Directions
Working from the entries that follow, transcribe exactly and only the lines from the one with "Convert this screenshot" through the last, pictures excluded.

[Data items]
===
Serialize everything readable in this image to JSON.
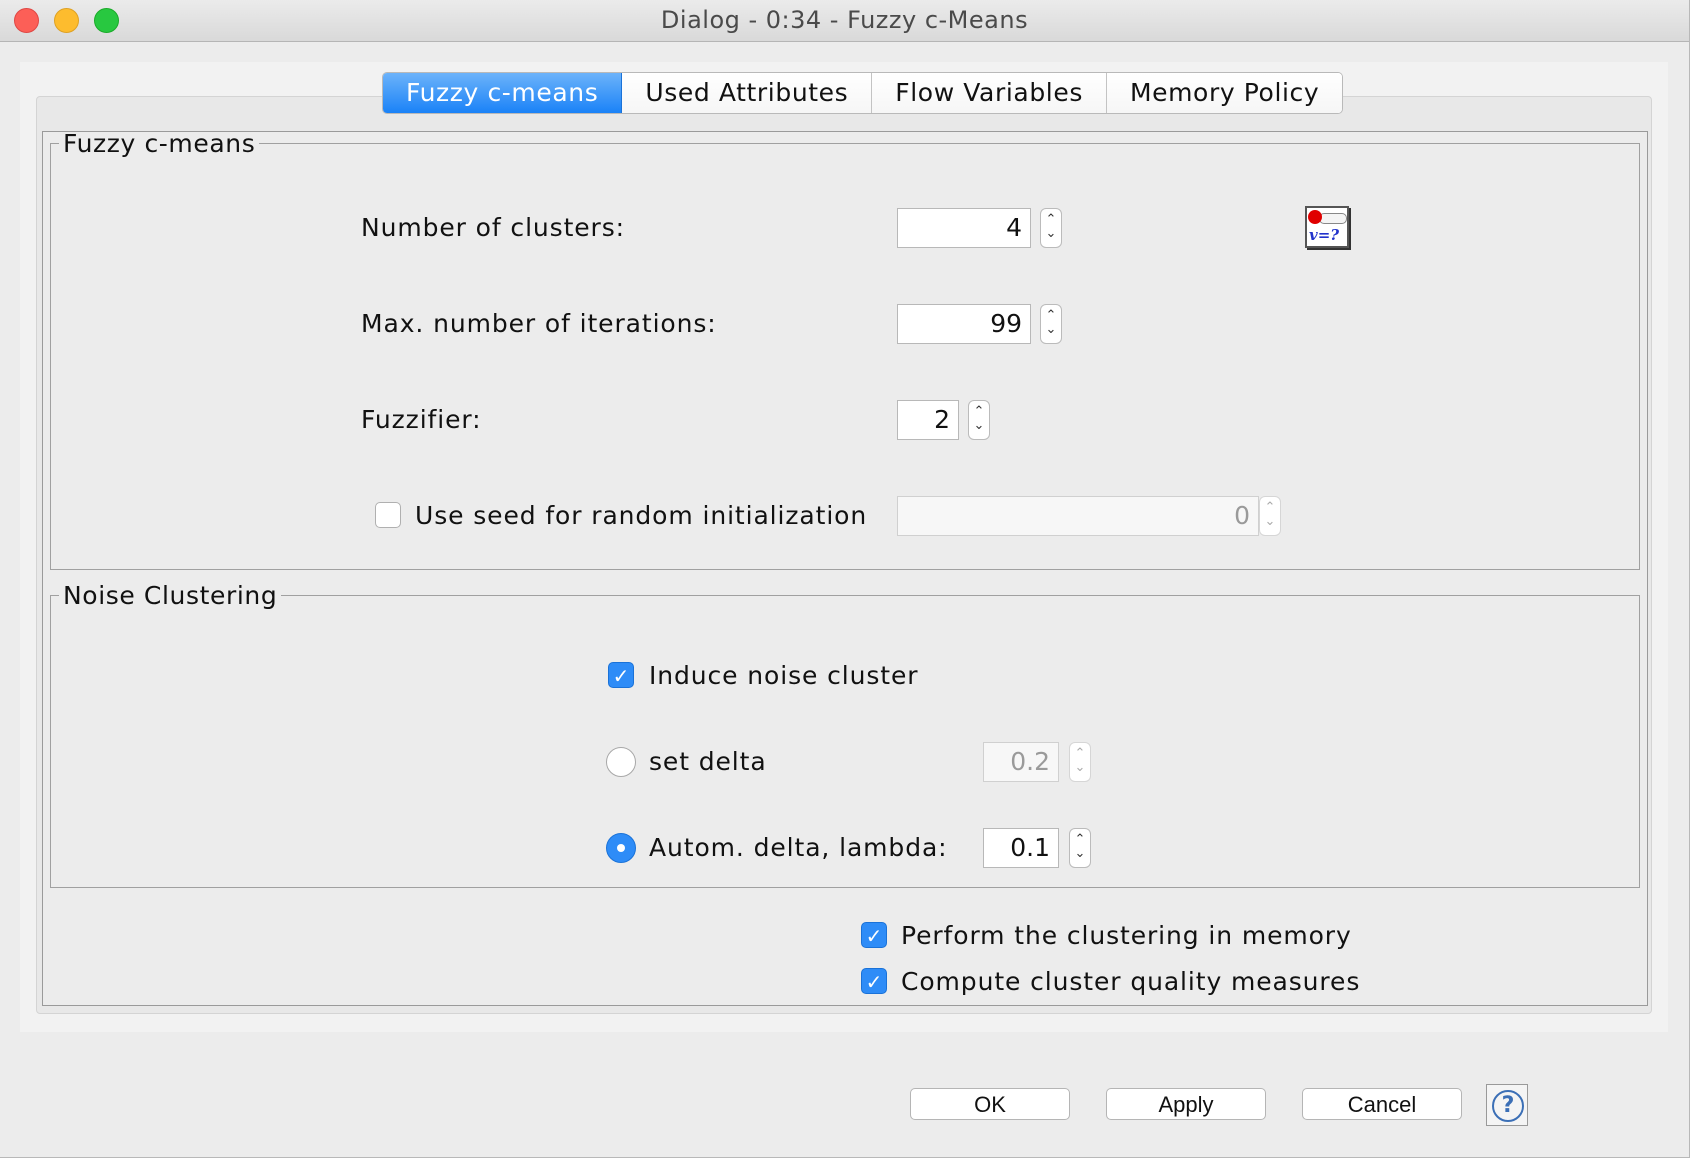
{
  "window": {
    "title": "Dialog - 0:34 - Fuzzy c-Means"
  },
  "tabs": [
    {
      "label": "Fuzzy c-means",
      "active": true
    },
    {
      "label": "Used Attributes",
      "active": false
    },
    {
      "label": "Flow Variables",
      "active": false
    },
    {
      "label": "Memory Policy",
      "active": false
    }
  ],
  "fuzzy": {
    "legend": "Fuzzy c-means",
    "clusters_label": "Number of clusters:",
    "clusters_value": "4",
    "iterations_label": "Max. number of iterations:",
    "iterations_value": "99",
    "fuzzifier_label": "Fuzzifier:",
    "fuzzifier_value": "2",
    "seed_label": "Use seed for random initialization",
    "seed_checked": false,
    "seed_value": "0",
    "flow_var_icon": "flow-variable-icon",
    "flow_var_text": "v=?"
  },
  "noise": {
    "legend": "Noise Clustering",
    "induce_label": "Induce noise cluster",
    "induce_checked": true,
    "set_delta_label": "set delta",
    "set_delta_value": "0.2",
    "auto_label": "Autom. delta, lambda:",
    "auto_value": "0.1",
    "selected_option": "auto"
  },
  "options": {
    "memory_label": "Perform the clustering in memory",
    "memory_checked": true,
    "quality_label": "Compute cluster quality measures",
    "quality_checked": true
  },
  "buttons": {
    "ok": "OK",
    "apply": "Apply",
    "cancel": "Cancel",
    "help": "?"
  },
  "colors": {
    "accent": "#2e8cf7",
    "close": "#fc5f57",
    "minimize": "#fdbc2e",
    "maximize": "#28c840"
  }
}
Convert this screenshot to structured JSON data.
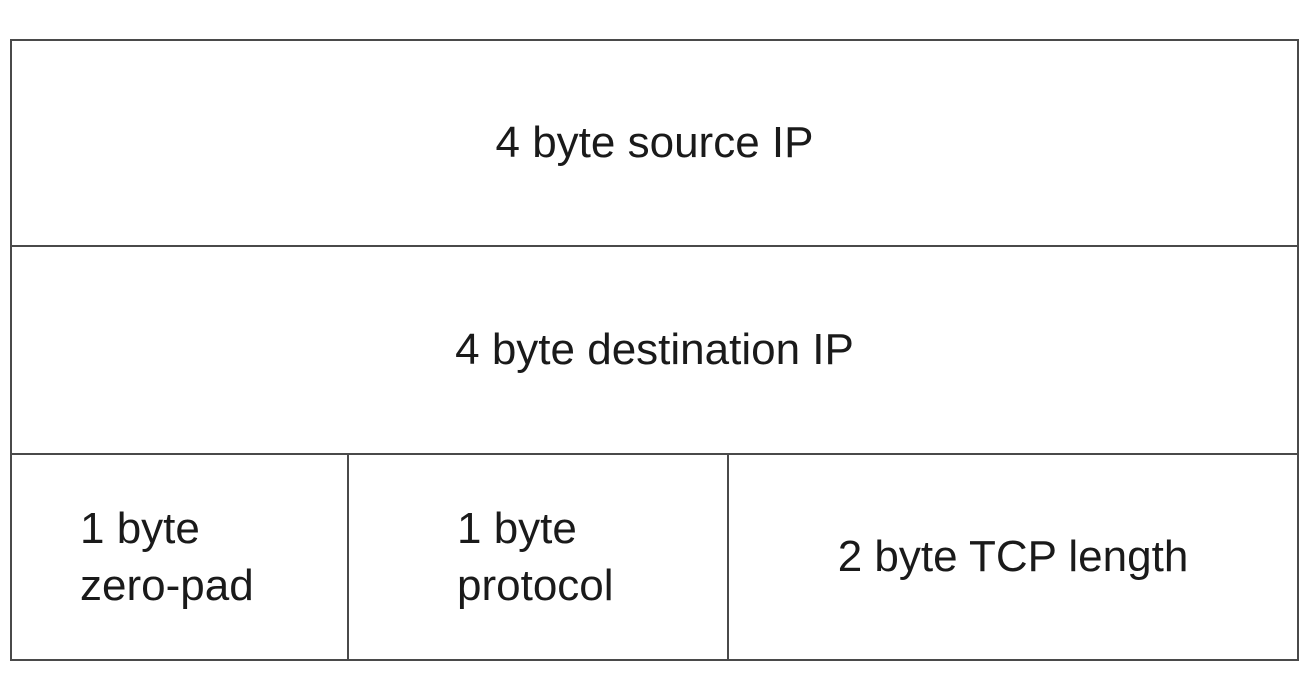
{
  "fields": {
    "source_ip": "4 byte source IP",
    "destination_ip": "4 byte destination IP",
    "zero_pad": {
      "line1": "1 byte",
      "line2": "zero-pad"
    },
    "protocol": {
      "line1": "1 byte",
      "line2": "protocol"
    },
    "tcp_length": "2 byte TCP length"
  }
}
===
Written reply
Convert this screenshot to structured JSON data.
{
  "fields": {
    "source_ip": "4 byte source IP",
    "destination_ip": "4 byte destination IP",
    "zero_pad": {
      "line1": "1 byte",
      "line2": "zero-pad"
    },
    "protocol": {
      "line1": "1 byte",
      "line2": "protocol"
    },
    "tcp_length": "2 byte TCP length"
  }
}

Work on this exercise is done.